TO DO
1 > Summarize the GitHub thread about the nvitop NVML error in two sentences.
2 > In the GitHub thread about the nvitop NVML error, turn the paragraph beginning "@bounlu The command sudo apt install" into a short bulleted list that keeps its main facts.
3 > Please carry the GitHub thread about the nvitop NVML error forward with the next comment after its final line.
** START OF PASSAGE SHOWN **
Skip to content
New issue

Have a question about this project? Sign up for a free GitHub account to open an issue and contact its maintainers and the community.

By clicking “Sign up for GitHub”, you agree to our terms of service and privacy statement. We’ll occasionally send you account related emails.

Already on GitHub? Sign in to your account

NVML ERROR: RM has detected an NVML/RM version mismatch. #41

Closed
bounlu opened this issue Sep 27, 2022 · 4 comments
Closed

NVML ERROR: RM has detected an NVML/RM version mismatch. #41

bounlu opened this issue Sep 27, 2022 · 4 comments

Comments

@bounlu
Copy link

bounlu commented Sep 27, 2022

I installed the nvitop via pip3 as described and it worked fine.

Then I installed nvcc via:

sudo apt install nvidia-cuda-toolkit

Then nvitop stopped working with the error:

NVML ERROR: RM has detected an NVML/RM version mismatch.

How to make both work?

@XuehaiPan
Copy link
Owner

Then nvitop stopped working with the error:

NVML ERROR: RM has detected an NVML/RM version mismatch.

@bounlu The command sudo apt install nvidia-cuda-toolkit modifies your NVIDIA driver. You need to offload and reload the NVIDIA kernel module. The easiest and safest way is to restart your machine.

If you are sure that currently there are no processes (including the Desktop GUI) using the GPU, you can try the following command without a restart:

sudo modprobe -r -f $(sudo lsmod | grep '^nvidia' | awk '{ print $1 }')
nvidia-smi

@bounlu
Copy link
Author

bounlu commented Sep 27, 2022

I already restarted the server, which didn't help.
** END OF PASSAGE SHOWN **
** START OF ROWS **
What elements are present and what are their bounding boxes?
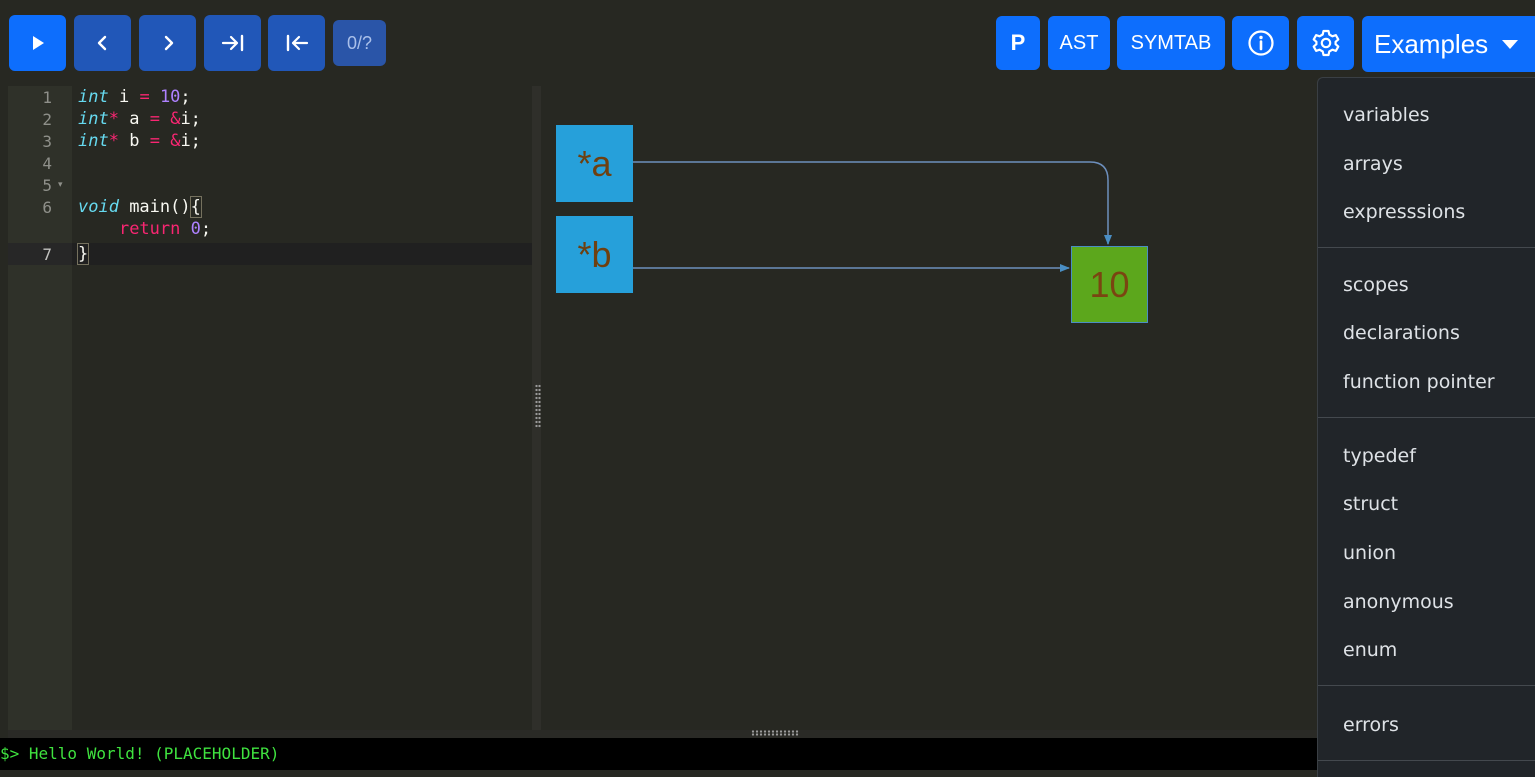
code-line-7: } (76, 243, 90, 265)
line-number: 3 (42, 132, 52, 151)
line-number: 1 (42, 88, 52, 107)
horizontal-grip-icon[interactable] (751, 730, 799, 736)
play-icon (32, 36, 44, 50)
arrow-a-to-value (633, 161, 1112, 245)
code-line-5: void main(){ (78, 196, 202, 218)
ast-button[interactable]: AST (1048, 16, 1110, 70)
menu-divider (1318, 685, 1535, 686)
editor-gutter: 1 2 3 4 5 ▾ 6 (8, 86, 72, 730)
fold-toggle-icon[interactable]: ▾ (58, 180, 63, 190)
menu-item-struct[interactable]: struct (1343, 493, 1398, 515)
info-icon (1247, 30, 1274, 56)
code-line-3: int* b = &i; (78, 131, 201, 151)
menu-item-variables[interactable]: variables (1343, 104, 1430, 126)
examples-label: Examples (1374, 28, 1489, 59)
examples-dropdown-button[interactable]: Examples (1362, 16, 1535, 72)
terminal-output: $> Hello World! (PLACEHOLDER) (0, 738, 1317, 770)
step-counter: 0/? (333, 20, 386, 66)
chevron-left-icon (97, 35, 106, 51)
arrow-to-end-icon (221, 34, 243, 52)
settings-button[interactable] (1297, 16, 1354, 70)
caret-down-icon (1502, 39, 1519, 49)
info-button[interactable] (1232, 16, 1289, 70)
text-cursor (88, 245, 90, 263)
line-number: 5 (42, 176, 52, 195)
line-number: 2 (42, 110, 52, 129)
code-line-2: int* a = &i; (78, 109, 201, 129)
pointer-box-b: *b (556, 216, 633, 293)
code-editor[interactable]: 1 2 3 4 5 ▾ 6 7 int i = 10; int* a = &i;… (8, 86, 532, 730)
symtab-button[interactable]: SYMTAB (1117, 16, 1225, 70)
menu-divider (1318, 247, 1535, 248)
menu-item-arrays[interactable]: arrays (1343, 153, 1403, 175)
menu-item-anonymous[interactable]: anonymous (1343, 591, 1454, 613)
code-line-6: return 0; (118, 219, 212, 239)
chevron-right-icon (164, 35, 173, 51)
menu-item-enum[interactable]: enum (1343, 639, 1397, 661)
code-line-1: int i = 10; (78, 87, 191, 107)
value-box: 10 (1071, 246, 1148, 323)
step-to-end-button[interactable] (204, 15, 261, 71)
menu-divider (1318, 417, 1535, 418)
menu-item-union[interactable]: union (1343, 542, 1396, 564)
step-forward-button[interactable] (139, 15, 196, 71)
line-number: 7 (42, 245, 52, 264)
gear-icon (1312, 29, 1339, 57)
menu-item-scopes[interactable]: scopes (1343, 274, 1409, 296)
menu-divider (1318, 760, 1535, 761)
menu-item-typedef[interactable]: typedef (1343, 445, 1416, 467)
run-button[interactable] (9, 15, 66, 71)
horizontal-splitter[interactable] (8, 730, 1317, 738)
line-number: 4 (42, 154, 52, 173)
examples-menu: variables arrays expresssions scopes dec… (1317, 77, 1535, 777)
step-back-button[interactable] (74, 15, 131, 71)
menu-item-expressions[interactable]: expresssions (1343, 201, 1465, 223)
step-to-start-button[interactable] (268, 15, 325, 71)
menu-item-declarations[interactable]: declarations (1343, 322, 1460, 344)
menu-item-errors[interactable]: errors (1343, 714, 1399, 736)
pointer-arrows (633, 161, 1112, 272)
pointer-box-a: *a (556, 125, 633, 202)
line-number: 6 (42, 198, 52, 217)
p-button[interactable]: P (996, 16, 1040, 70)
arrow-to-start-icon (286, 34, 308, 52)
memory-visualization: *a *b 10 (541, 86, 1317, 730)
menu-item-function-pointer[interactable]: function pointer (1343, 371, 1495, 393)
** END OF ROWS **
RESPONSES BY TASK
1 > After installing nvitop with pip3 and then installing nvcc through sudo apt install nvidia-cuda-toolkit, a user found that nvitop stopped working with the error "NVML ERROR: RM has detected an NVML/RM version mismatch." The project owner explained that the toolkit install modifies the NVIDIA driver, so the NVIDIA kernel module has to be offloaded and reloaded, most easily and safely by restarting or with a modprobe command if no processes are using the GPU, and the user replied that restarting the server had not helped.

2 >
- Running sudo apt install nvidia-cuda-toolkit modifies the NVIDIA driver.
- The NVIDIA kernel module needs to be offloaded and reloaded.
- Restarting the machine is the easiest and safest way to do this.

3 >
nvidia-smi is not installed, when I try to install, I am afraid it will conflict and break things again:

$ nvidia-smi
Command 'nvidia-smi' not found, but can be installed with:
sudo apt install nvidia-utils-390         # version 390.154-0ubuntu0.22.04.1, or
sudo apt install nvidia-utils-450-server  # version 450.203.03-0ubuntu0.22.04.1
sudo apt install nvidia-utils-470         # version 470.141.03-0ubuntu0.22.04.1
sudo apt install nvidia-utils-470-server  # version 470.141.03-0ubuntu0.22.04.1
sudo apt install nvidia-utils-510         # version 510.85.02-0ubuntu0.22.04.1
sudo apt install nvidia-utils-510-server  # version 510.85.02-0ubuntu0.22.04.1
sudo apt install nvidia-utils-515         # version 515.65.01-0ubuntu0.22.04.1
sudo apt install nvidia-utils-515-server  # version 515.65.01-0ubuntu0.22.04.1
sudo apt install nvidia-utils-418-server  # version 418.226.00-0ubuntu4

$ sudo pip3 install --upgrade nvitop
Requirement already satisfied: nvitop in /usr/local/lib/python3.10/dist-packages (0.8.1)
Requirement already satisfied: psutil>=5.6.6 in /usr/local/lib/python3.10/dist-packages (from nvitop) (5.9.2)
Requirement already satisfied: cachetools>=1.0.1 in /usr/local/lib/python3.10/dist-packages (from nvitop) (5.2.0)
Requirement already satisfied: nvidia-ml-py<11.500.0a0,>=11.450.51 in /usr/local/lib/python3.10/dist-packages (from nvitop) (11.495.46)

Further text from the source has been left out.